___ Given information

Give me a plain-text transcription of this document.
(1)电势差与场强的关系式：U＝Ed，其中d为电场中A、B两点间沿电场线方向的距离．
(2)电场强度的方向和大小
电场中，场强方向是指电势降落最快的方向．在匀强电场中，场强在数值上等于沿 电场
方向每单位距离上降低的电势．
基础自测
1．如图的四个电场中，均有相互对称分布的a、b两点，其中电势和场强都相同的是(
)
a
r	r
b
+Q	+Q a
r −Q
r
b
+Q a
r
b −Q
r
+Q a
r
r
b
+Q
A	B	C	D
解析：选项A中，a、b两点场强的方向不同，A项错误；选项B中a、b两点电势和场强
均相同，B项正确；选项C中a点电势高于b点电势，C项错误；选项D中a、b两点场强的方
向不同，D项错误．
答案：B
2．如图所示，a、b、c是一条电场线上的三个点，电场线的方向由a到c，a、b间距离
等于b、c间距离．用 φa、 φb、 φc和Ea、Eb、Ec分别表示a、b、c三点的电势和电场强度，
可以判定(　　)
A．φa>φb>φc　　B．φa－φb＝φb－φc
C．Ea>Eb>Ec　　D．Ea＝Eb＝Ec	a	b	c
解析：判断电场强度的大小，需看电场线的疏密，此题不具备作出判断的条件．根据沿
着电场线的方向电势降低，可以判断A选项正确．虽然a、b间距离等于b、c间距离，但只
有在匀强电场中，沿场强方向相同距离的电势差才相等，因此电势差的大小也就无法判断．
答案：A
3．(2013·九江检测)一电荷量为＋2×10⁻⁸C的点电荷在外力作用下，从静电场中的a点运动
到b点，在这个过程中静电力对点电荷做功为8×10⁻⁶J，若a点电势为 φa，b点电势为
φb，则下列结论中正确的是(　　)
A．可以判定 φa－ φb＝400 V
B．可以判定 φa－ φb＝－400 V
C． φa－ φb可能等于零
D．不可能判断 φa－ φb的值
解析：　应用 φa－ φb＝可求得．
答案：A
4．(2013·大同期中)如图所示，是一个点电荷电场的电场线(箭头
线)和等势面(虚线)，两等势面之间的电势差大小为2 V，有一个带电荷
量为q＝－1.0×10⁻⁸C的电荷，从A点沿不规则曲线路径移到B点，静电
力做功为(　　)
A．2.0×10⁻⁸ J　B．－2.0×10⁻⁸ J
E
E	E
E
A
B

______

**Problem details**:
Write out every entry verbatim.

**Exercise result**:
Give me a plain-text transcription of this document.
(1)电势差与场强的关系式：U＝Ed，其中d为电场中A、B两点间沿电场线方向的距离．
(2)电场强度的方向和大小
电场中，场强方向是指电势降落最快的方向．在匀强电场中，场强在数值上等于沿 电场
方向每单位距离上降低的电势．
基础自测
1．如图的四个电场中，均有相互对称分布的a、b两点，其中电势和场强都相同的是(
)
a
r	r
b
+Q	+Q a
r −Q
r
b
+Q a
r
b −Q
r
+Q a
r
r
b
+Q
A	B	C	D
解析：选项A中，a、b两点场强的方向不同，A项错误；选项B中a、b两点电势和场强
均相同，B项正确；选项C中a点电势高于b点电势，C项错误；选项D中a、b两点场强的方
向不同，D项错误．
答案：B
2．如图所示，a、b、c是一条电场线上的三个点，电场线的方向由a到c，a、b间距离
等于b、c间距离．用 φa、 φb、 φc和Ea、Eb、Ec分别表示a、b、c三点的电势和电场强度，
可以判定(　　)
A．φa>φb>φc　　B．φa－φb＝φb－φc
C．Ea>Eb>Ec　　D．Ea＝Eb＝Ec	a	b	c
解析：判断电场强度的大小，需看电场线的疏密，此题不具备作出判断的条件．根据沿
着电场线的方向电势降低，可以判断A选项正确．虽然a、b间距离等于b、c间距离，但只
有在匀强电场中，沿场强方向相同距离的电势差才相等，因此电势差的大小也就无法判断．
答案：A
3．(2013·九江检测)一电荷量为＋2×10⁻⁸C的点电荷在外力作用下，从静电场中的a点运动
到b点，在这个过程中静电力对点电荷做功为8×10⁻⁶J，若a点电势为 φa，b点电势为
φb，则下列结论中正确的是(　　)
A．可以判定 φa－ φb＝400 V
B．可以判定 φa－ φb＝－400 V
C． φa－ φb可能等于零
D．不可能判断 φa－ φb的值
解析：　应用 φa－ φb＝可求得．
答案：A
4．(2013·大同期中)如图所示，是一个点电荷电场的电场线(箭头
线)和等势面(虚线)，两等势面之间的电势差大小为2 V，有一个带电荷
量为q＝－1.0×10⁻⁸C的电荷，从A点沿不规则曲线路径移到B点，静电
力做功为(　　)
A．2.0×10⁻⁸ J　B．－2.0×10⁻⁸ J
E
E	E
E
A
B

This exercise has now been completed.